*Prompt*: Give the entries again, word for word.

*Supplied data*:
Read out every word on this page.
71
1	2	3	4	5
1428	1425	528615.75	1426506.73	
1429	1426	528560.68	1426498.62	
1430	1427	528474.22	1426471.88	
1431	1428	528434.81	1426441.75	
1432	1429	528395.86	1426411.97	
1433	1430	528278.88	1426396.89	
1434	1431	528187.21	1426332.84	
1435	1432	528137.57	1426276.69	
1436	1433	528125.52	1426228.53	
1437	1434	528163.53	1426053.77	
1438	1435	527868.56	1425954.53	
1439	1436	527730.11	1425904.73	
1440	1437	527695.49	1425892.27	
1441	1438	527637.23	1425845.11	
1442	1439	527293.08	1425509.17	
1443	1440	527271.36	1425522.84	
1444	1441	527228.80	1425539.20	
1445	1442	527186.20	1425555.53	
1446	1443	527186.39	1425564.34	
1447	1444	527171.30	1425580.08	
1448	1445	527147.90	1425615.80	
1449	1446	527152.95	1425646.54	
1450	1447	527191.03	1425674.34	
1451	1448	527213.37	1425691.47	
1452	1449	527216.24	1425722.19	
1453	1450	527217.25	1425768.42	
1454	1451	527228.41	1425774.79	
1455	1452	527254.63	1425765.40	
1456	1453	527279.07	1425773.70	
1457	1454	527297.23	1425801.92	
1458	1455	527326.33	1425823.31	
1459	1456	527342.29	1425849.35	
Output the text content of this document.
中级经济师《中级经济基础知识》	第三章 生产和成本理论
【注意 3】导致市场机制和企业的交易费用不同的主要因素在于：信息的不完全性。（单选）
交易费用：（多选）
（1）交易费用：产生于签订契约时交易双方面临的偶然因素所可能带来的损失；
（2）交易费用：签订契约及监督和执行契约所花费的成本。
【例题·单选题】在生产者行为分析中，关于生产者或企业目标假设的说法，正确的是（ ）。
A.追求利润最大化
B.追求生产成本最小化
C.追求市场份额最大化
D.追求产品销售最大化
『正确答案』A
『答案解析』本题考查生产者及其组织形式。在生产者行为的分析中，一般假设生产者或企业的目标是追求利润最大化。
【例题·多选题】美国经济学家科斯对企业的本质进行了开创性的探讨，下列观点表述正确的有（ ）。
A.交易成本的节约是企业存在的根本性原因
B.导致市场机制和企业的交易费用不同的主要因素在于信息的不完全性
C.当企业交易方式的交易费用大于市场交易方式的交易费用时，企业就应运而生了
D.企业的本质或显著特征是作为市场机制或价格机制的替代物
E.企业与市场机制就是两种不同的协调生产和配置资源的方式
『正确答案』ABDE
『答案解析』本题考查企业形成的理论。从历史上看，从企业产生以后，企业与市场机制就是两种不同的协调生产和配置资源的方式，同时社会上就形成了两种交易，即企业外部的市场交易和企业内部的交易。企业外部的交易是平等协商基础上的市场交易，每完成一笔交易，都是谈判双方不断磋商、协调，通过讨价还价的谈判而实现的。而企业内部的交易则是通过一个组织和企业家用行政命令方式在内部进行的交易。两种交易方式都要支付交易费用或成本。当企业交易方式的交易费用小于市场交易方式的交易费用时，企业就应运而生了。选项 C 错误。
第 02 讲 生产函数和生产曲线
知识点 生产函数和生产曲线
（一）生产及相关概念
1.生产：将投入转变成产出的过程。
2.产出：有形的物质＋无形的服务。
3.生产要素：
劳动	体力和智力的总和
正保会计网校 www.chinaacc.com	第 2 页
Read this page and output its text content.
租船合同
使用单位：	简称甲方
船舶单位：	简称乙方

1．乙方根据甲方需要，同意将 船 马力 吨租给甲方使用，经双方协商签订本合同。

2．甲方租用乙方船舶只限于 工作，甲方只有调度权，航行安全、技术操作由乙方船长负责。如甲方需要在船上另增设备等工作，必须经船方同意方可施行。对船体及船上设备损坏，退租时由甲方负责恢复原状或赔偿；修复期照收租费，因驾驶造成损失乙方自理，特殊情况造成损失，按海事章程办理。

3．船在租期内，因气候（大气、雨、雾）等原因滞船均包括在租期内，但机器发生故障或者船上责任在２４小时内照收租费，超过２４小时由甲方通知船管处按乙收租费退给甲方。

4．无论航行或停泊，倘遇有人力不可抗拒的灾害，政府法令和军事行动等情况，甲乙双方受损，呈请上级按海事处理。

*Response to the exercise*:
Read out every word on this page.
71
1	2	3	4	5
1428	1425	528615.75	1426506.73	
1429	1426	528560.68	1426498.62	
1430	1427	528474.22	1426471.88	
1431	1428	528434.81	1426441.75	
1432	1429	528395.86	1426411.97	
1433	1430	528278.88	1426396.89	
1434	1431	528187.21	1426332.84	
1435	1432	528137.57	1426276.69	
1436	1433	528125.52	1426228.53	
1437	1434	528163.53	1426053.77	
1438	1435	527868.56	1425954.53	
1439	1436	527730.11	1425904.73	
1440	1437	527695.49	1425892.27	
1441	1438	527637.23	1425845.11	
1442	1439	527293.08	1425509.17	
1443	1440	527271.36	1425522.84	
1444	1441	527228.80	1425539.20	
1445	1442	527186.20	1425555.53	
1446	1443	527186.39	1425564.34	
1447	1444	527171.30	1425580.08	
1448	1445	527147.90	1425615.80	
1449	1446	527152.95	1425646.54	
1450	1447	527191.03	1425674.34	
1451	1448	527213.37	1425691.47	
1452	1449	527216.24	1425722.19	
1453	1450	527217.25	1425768.42	
1454	1451	527228.41	1425774.79	
1455	1452	527254.63	1425765.40	
1456	1453	527279.07	1425773.70	
1457	1454	527297.23	1425801.92	
1458	1455	527326.33	1425823.31	
1459	1456	527342.29	1425849.35	
Output the text content of this document.
中级经济师《中级经济基础知识》	第三章 生产和成本理论
【注意 3】导致市场机制和企业的交易费用不同的主要因素在于：信息的不完全性。（单选）
交易费用：（多选）
（1）交易费用：产生于签订契约时交易双方面临的偶然因素所可能带来的损失；
（2）交易费用：签订契约及监督和执行契约所花费的成本。
【例题·单选题】在生产者行为分析中，关于生产者或企业目标假设的说法，正确的是（ ）。
A.追求利润最大化
B.追求生产成本最小化
C.追求市场份额最大化
D.追求产品销售最大化
『正确答案』A
『答案解析』本题考查生产者及其组织形式。在生产者行为的分析中，一般假设生产者或企业的目标是追求利润最大化。
【例题·多选题】美国经济学家科斯对企业的本质进行了开创性的探讨，下列观点表述正确的有（ ）。
A.交易成本的节约是企业存在的根本性原因
B.导致市场机制和企业的交易费用不同的主要因素在于信息的不完全性
C.当企业交易方式的交易费用大于市场交易方式的交易费用时，企业就应运而生了
D.企业的本质或显著特征是作为市场机制或价格机制的替代物
E.企业与市场机制就是两种不同的协调生产和配置资源的方式
『正确答案』ABDE
『答案解析』本题考查企业形成的理论。从历史上看，从企业产生以后，企业与市场机制就是两种不同的协调生产和配置资源的方式，同时社会上就形成了两种交易，即企业外部的市场交易和企业内部的交易。企业外部的交易是平等协商基础上的市场交易，每完成一笔交易，都是谈判双方不断磋商、协调，通过讨价还价的谈判而实现的。而企业内部的交易则是通过一个组织和企业家用行政命令方式在内部进行的交易。两种交易方式都要支付交易费用或成本。当企业交易方式的交易费用小于市场交易方式的交易费用时，企业就应运而生了。选项 C 错误。
第 02 讲 生产函数和生产曲线
知识点 生产函数和生产曲线
（一）生产及相关概念
1.生产：将投入转变成产出的过程。
2.产出：有形的物质＋无形的服务。
3.生产要素：
劳动	体力和智力的总和
正保会计网校 www.chinaacc.com	第 2 页
Read this page and output its text content.
租船合同
使用单位：	简称甲方
船舶单位：	简称乙方

1．乙方根据甲方需要，同意将 船 马力 吨租给甲方使用，经双方协商签订本合同。

2．甲方租用乙方船舶只限于 工作，甲方只有调度权，航行安全、技术操作由乙方船长负责。如甲方需要在船上另增设备等工作，必须经船方同意方可施行。对船体及船上设备损坏，退租时由甲方负责恢复原状或赔偿；修复期照收租费，因驾驶造成损失乙方自理，特殊情况造成损失，按海事章程办理。

3．船在租期内，因气候（大气、雨、雾）等原因滞船均包括在租期内，但机器发生故障或者船上责任在２４小时内照收租费，超过２４小时由甲方通知船管处按乙收租费退给甲方。

4．无论航行或停泊，倘遇有人力不可抗拒的灾害，政府法令和军事行动等情况，甲乙双方受损，呈请上级按海事处理。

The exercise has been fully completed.